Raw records
** BEGIN **

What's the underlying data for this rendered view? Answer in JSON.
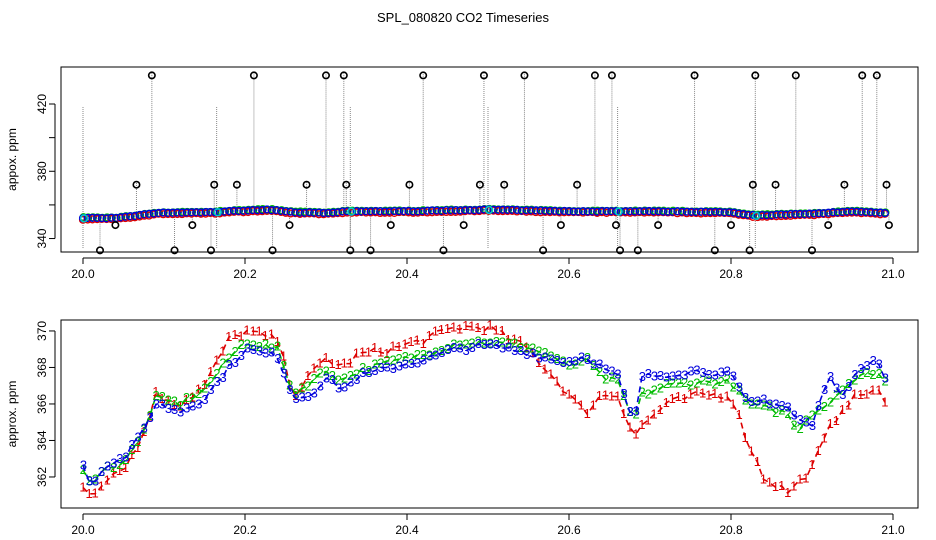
{
  "chart_data": {
    "title": "SPL_080820  CO2 Timeseries",
    "colors": {
      "red": "#dd0000",
      "green": "#00bb00",
      "blue": "#0000dd",
      "cyan": "#00c8c8",
      "black": "#000000",
      "gray": "#888888"
    },
    "panels": [
      {
        "type": "scatter",
        "ylabel": "appox. ppm",
        "xlim": [
          20.0,
          21.0
        ],
        "ylim": [
          332,
          442
        ],
        "xticks": [
          20.0,
          20.2,
          20.4,
          20.6,
          20.8,
          21.0
        ],
        "xtick_labels": [
          "20.0",
          "20.2",
          "20.4",
          "20.6",
          "20.8",
          "21.0"
        ],
        "yticks": [
          340,
          380,
          420
        ],
        "ytick_labels": [
          "340",
          "380",
          "420"
        ],
        "extra_yticks": [
          360,
          400
        ],
        "segments": [
          [
            20.0,
            20.165
          ],
          [
            20.165,
            20.33
          ],
          [
            20.33,
            20.5
          ],
          [
            20.5,
            20.66
          ],
          [
            20.66,
            20.83
          ],
          [
            20.83,
            20.99
          ]
        ],
        "baseline": {
          "x": [
            20.0,
            20.04,
            20.06,
            20.09,
            20.16,
            20.2,
            20.23,
            20.26,
            20.3,
            20.33,
            20.4,
            20.5,
            20.6,
            20.66,
            20.7,
            20.8,
            20.83,
            20.86,
            20.9,
            20.95,
            20.99
          ],
          "y": [
            352,
            352,
            353,
            355,
            355.5,
            356.5,
            357,
            355.5,
            355,
            356,
            356,
            357,
            356,
            356,
            356,
            355.5,
            353.5,
            354,
            354.5,
            356,
            355
          ]
        },
        "spikes": {
          "x": [
            20.021,
            20.04,
            20.066,
            20.085,
            20.113,
            20.135,
            20.158,
            20.162,
            20.19,
            20.211,
            20.234,
            20.255,
            20.276,
            20.3,
            20.322,
            20.325,
            20.33,
            20.355,
            20.38,
            20.403,
            20.42,
            20.445,
            20.47,
            20.49,
            20.495,
            20.52,
            20.545,
            20.568,
            20.59,
            20.61,
            20.632,
            20.653,
            20.658,
            20.663,
            20.685,
            20.71,
            20.755,
            20.78,
            20.8,
            20.823,
            20.827,
            20.83,
            20.855,
            20.88,
            20.9,
            20.92,
            20.94,
            20.962,
            20.98,
            20.992,
            20.995
          ],
          "y": [
            333,
            348,
            372,
            437,
            333,
            348,
            333,
            372,
            372,
            437,
            333,
            348,
            372,
            437,
            437,
            372,
            333,
            333,
            348,
            372,
            437,
            333,
            348,
            372,
            437,
            372,
            437,
            333,
            348,
            372,
            437,
            437,
            348,
            333,
            333,
            348,
            437,
            333,
            348,
            333,
            372,
            437,
            372,
            437,
            333,
            348,
            372,
            437,
            437,
            372,
            348
          ]
        }
      },
      {
        "type": "line",
        "ylabel": "approx. ppm",
        "xlim": [
          20.0,
          21.0
        ],
        "ylim": [
          360.3,
          370.6
        ],
        "xticks": [
          20.0,
          20.2,
          20.4,
          20.6,
          20.8,
          21.0
        ],
        "xtick_labels": [
          "20.0",
          "20.2",
          "20.4",
          "20.6",
          "20.8",
          "21.0"
        ],
        "yticks": [
          362,
          364,
          366,
          368,
          370
        ],
        "ytick_labels": [
          "362",
          "364",
          "366",
          "368",
          "370"
        ],
        "series": [
          {
            "name": "1",
            "label": "1",
            "color": "#dd0000",
            "x": [
              20.0,
              20.01,
              20.03,
              20.05,
              20.07,
              20.09,
              20.12,
              20.15,
              20.18,
              20.2,
              20.24,
              20.26,
              20.28,
              20.3,
              20.32,
              20.34,
              20.38,
              20.42,
              20.46,
              20.5,
              20.55,
              20.58,
              20.6,
              20.62,
              20.64,
              20.66,
              20.68,
              20.69,
              20.72,
              20.76,
              20.8,
              20.82,
              20.84,
              20.87,
              20.88,
              20.9,
              20.92,
              20.94,
              20.96,
              20.98,
              20.99
            ],
            "y": [
              361.5,
              361.0,
              362.0,
              362.5,
              363.8,
              366.5,
              366.0,
              367.0,
              369.5,
              370.0,
              369.5,
              366.5,
              367.5,
              368.5,
              368.0,
              368.7,
              369.0,
              369.5,
              370.2,
              370.2,
              369.0,
              367.5,
              366.5,
              365.5,
              366.5,
              366.5,
              364.2,
              364.8,
              366.0,
              366.5,
              366.5,
              364.0,
              362.0,
              361.2,
              361.5,
              362.5,
              364.5,
              366.0,
              366.5,
              366.8,
              366.0
            ]
          },
          {
            "name": "2",
            "label": "2",
            "color": "#00bb00",
            "x": [
              20.0,
              20.01,
              20.03,
              20.05,
              20.07,
              20.09,
              20.12,
              20.15,
              20.18,
              20.2,
              20.24,
              20.26,
              20.28,
              20.3,
              20.32,
              20.34,
              20.38,
              20.42,
              20.46,
              20.5,
              20.55,
              20.58,
              20.6,
              20.62,
              20.64,
              20.66,
              20.68,
              20.69,
              20.72,
              20.76,
              20.8,
              20.82,
              20.84,
              20.87,
              20.88,
              20.9,
              20.92,
              20.94,
              20.96,
              20.98,
              20.99
            ],
            "y": [
              362.3,
              361.8,
              362.5,
              362.8,
              364.0,
              366.3,
              366.0,
              366.8,
              368.5,
              369.4,
              369.0,
              366.5,
              367.2,
              367.8,
              367.3,
              367.8,
              368.3,
              368.7,
              369.3,
              369.4,
              369.1,
              368.6,
              368.0,
              368.5,
              367.5,
              367.2,
              365.0,
              366.5,
              367.0,
              367.2,
              367.2,
              366.0,
              365.8,
              365.5,
              364.5,
              365.5,
              366.0,
              367.0,
              367.5,
              367.8,
              367.2
            ]
          },
          {
            "name": "3",
            "label": "3",
            "color": "#0000dd",
            "x": [
              20.0,
              20.01,
              20.03,
              20.05,
              20.07,
              20.09,
              20.12,
              20.15,
              20.18,
              20.2,
              20.24,
              20.26,
              20.28,
              20.3,
              20.32,
              20.34,
              20.38,
              20.42,
              20.46,
              20.5,
              20.55,
              20.58,
              20.6,
              20.62,
              20.64,
              20.66,
              20.68,
              20.69,
              20.72,
              20.76,
              20.8,
              20.82,
              20.84,
              20.87,
              20.88,
              20.9,
              20.92,
              20.94,
              20.96,
              20.98,
              20.99
            ],
            "y": [
              362.6,
              361.6,
              362.7,
              363.0,
              364.2,
              366.0,
              365.6,
              366.3,
              368.0,
              369.0,
              368.6,
              366.3,
              366.5,
              367.4,
              366.8,
              367.5,
              368.0,
              368.4,
              369.0,
              369.2,
              368.8,
              368.4,
              368.3,
              368.6,
              368.0,
              367.5,
              364.8,
              367.5,
              367.6,
              367.8,
              367.6,
              366.0,
              366.2,
              365.8,
              365.2,
              364.8,
              367.5,
              366.5,
              368.0,
              368.6,
              367.4
            ]
          }
        ]
      }
    ]
  }
}
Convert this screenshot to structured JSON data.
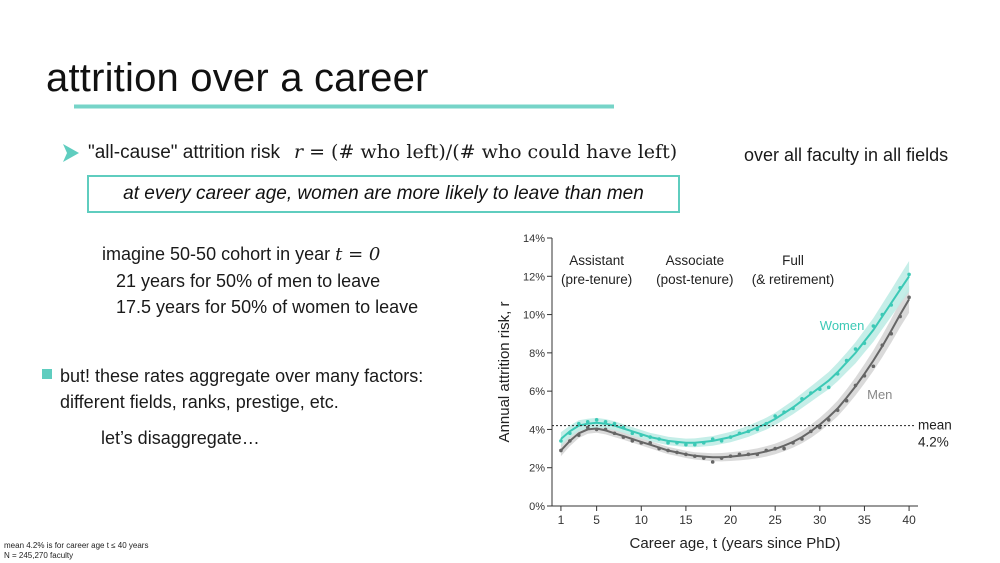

** END **

Task instructions
Report the number of lines in the entries above that include the string "this". Give nothing but the number.

Answer below
2